**Work to be completed:** Copy each line holding the string "relative".

**Records for processing:**

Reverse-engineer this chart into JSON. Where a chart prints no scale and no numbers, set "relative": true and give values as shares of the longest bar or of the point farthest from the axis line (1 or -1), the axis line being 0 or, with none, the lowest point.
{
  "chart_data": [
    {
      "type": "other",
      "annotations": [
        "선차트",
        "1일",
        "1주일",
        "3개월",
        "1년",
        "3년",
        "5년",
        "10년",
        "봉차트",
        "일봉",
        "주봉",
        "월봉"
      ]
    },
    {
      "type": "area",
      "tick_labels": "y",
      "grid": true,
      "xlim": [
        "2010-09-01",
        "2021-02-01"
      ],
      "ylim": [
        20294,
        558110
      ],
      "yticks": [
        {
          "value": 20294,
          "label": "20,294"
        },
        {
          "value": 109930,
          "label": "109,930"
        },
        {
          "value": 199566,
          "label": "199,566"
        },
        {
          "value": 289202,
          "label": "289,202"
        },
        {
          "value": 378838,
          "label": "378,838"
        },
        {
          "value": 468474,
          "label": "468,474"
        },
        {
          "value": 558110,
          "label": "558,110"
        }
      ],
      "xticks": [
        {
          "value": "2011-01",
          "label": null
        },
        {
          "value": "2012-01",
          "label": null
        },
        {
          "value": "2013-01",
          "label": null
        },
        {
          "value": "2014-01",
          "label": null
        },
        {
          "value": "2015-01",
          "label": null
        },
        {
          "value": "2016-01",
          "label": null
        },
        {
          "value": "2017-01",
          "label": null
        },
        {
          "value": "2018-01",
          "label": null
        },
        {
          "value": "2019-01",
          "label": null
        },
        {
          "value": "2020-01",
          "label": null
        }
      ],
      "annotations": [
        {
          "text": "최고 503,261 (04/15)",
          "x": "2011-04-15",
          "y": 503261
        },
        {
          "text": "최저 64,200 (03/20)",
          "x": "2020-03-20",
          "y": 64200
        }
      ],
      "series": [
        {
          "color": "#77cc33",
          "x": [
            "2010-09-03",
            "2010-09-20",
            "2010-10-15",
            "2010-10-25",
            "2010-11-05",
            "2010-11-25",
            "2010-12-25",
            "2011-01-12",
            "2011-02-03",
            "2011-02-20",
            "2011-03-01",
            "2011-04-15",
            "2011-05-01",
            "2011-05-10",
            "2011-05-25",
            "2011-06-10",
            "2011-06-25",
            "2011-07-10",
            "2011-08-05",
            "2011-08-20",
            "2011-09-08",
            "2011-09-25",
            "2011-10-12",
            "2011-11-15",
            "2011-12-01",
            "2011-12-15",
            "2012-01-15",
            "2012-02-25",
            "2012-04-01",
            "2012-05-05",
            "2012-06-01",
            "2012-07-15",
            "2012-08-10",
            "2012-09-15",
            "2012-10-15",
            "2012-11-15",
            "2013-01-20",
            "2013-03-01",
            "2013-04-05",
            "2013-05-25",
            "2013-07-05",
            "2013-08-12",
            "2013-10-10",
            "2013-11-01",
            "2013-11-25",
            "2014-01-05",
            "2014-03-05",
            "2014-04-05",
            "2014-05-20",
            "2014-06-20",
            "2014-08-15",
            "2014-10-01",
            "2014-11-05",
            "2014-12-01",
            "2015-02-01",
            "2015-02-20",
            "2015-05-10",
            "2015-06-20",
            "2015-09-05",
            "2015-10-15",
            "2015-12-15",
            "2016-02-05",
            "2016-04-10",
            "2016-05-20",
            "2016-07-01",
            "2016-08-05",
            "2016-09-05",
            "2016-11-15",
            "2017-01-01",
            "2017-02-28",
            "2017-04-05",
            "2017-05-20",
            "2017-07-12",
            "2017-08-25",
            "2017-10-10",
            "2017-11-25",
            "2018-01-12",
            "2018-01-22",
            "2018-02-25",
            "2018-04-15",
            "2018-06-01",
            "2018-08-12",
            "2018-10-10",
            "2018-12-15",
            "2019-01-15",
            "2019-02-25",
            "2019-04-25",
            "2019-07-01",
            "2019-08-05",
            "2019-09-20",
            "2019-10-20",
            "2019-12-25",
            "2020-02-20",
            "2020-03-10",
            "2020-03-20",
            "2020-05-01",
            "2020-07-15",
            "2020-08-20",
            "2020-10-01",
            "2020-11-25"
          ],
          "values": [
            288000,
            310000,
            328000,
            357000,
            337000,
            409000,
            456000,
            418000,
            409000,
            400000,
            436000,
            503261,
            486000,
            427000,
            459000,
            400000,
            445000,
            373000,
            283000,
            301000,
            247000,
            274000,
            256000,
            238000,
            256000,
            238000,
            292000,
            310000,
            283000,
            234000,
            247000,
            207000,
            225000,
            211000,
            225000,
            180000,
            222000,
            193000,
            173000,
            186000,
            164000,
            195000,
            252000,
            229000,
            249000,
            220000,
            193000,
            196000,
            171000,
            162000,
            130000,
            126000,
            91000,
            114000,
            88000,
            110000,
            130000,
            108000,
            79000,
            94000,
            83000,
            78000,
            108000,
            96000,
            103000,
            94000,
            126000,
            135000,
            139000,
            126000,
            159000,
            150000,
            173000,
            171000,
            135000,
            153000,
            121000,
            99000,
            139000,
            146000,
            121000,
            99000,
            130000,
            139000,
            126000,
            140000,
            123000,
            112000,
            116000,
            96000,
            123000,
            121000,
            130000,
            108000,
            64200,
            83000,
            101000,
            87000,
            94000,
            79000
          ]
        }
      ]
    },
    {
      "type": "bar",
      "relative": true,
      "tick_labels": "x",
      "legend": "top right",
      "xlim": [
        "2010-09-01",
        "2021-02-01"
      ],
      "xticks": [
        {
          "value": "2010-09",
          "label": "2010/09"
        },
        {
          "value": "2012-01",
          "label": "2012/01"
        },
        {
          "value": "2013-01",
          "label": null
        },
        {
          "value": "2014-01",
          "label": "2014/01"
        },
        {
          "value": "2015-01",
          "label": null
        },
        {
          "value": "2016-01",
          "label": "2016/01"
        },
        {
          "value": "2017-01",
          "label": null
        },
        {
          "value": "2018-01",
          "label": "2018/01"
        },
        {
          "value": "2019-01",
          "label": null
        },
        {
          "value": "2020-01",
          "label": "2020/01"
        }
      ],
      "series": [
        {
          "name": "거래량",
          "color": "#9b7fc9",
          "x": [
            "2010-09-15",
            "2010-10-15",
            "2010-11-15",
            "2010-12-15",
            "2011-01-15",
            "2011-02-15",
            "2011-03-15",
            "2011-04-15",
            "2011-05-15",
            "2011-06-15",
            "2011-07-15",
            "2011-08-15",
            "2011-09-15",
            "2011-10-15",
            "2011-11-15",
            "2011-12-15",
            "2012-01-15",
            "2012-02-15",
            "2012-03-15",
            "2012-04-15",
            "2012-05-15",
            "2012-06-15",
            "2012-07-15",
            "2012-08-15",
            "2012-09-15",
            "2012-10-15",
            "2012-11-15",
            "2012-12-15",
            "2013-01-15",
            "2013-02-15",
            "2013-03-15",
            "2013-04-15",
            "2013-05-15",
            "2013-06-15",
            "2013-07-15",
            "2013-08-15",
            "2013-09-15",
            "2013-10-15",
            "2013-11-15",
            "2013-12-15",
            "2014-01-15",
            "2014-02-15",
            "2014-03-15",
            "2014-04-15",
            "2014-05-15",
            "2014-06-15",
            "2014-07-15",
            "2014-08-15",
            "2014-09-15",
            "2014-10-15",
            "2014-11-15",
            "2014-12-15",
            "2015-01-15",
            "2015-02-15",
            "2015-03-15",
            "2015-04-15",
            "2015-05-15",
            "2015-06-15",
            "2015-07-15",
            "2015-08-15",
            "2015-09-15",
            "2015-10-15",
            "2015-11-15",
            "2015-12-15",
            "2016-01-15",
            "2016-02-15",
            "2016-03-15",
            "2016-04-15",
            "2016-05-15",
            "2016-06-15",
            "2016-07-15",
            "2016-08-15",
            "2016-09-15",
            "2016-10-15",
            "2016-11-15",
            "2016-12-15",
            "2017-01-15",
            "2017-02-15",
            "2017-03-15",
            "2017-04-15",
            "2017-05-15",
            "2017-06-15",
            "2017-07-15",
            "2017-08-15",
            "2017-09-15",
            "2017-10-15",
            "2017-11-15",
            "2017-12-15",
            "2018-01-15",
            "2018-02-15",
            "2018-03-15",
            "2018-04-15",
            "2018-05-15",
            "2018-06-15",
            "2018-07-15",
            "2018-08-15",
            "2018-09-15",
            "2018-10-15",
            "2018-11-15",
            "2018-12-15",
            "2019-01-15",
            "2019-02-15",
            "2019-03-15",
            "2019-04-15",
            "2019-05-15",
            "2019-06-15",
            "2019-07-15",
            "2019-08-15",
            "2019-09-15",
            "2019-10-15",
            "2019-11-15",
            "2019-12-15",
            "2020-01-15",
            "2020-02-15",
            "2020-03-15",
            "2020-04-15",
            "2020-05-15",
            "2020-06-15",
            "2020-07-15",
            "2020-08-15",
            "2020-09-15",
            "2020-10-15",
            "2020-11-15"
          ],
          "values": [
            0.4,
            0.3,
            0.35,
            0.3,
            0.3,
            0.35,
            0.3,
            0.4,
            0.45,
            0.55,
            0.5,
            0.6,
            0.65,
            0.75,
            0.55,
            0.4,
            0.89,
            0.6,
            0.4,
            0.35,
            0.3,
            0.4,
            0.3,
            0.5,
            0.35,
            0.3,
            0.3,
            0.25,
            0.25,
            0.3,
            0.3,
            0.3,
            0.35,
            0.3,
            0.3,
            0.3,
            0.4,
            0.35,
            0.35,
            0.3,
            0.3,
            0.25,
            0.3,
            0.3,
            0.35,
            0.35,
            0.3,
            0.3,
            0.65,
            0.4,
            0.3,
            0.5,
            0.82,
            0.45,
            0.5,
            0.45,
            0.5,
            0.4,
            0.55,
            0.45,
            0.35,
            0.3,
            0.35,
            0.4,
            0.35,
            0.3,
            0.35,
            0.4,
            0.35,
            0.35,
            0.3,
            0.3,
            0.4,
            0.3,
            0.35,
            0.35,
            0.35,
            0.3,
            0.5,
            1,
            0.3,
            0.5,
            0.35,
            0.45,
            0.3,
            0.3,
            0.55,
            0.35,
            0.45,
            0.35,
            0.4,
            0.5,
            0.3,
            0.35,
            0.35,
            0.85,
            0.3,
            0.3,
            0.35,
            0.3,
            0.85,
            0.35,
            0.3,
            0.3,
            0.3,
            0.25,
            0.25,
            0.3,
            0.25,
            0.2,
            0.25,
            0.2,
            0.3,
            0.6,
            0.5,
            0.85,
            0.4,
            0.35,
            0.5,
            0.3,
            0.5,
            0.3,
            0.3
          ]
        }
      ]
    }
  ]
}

**Task output:**
Reverse-engineer this chart into JSON. Where a chart prints no scale and no numbers, set "relative": true and give values as shares of the longest bar or of the point farthest from the axis line (1 or -1), the axis line being 0 or, with none, the lowest point.
      "relative": true,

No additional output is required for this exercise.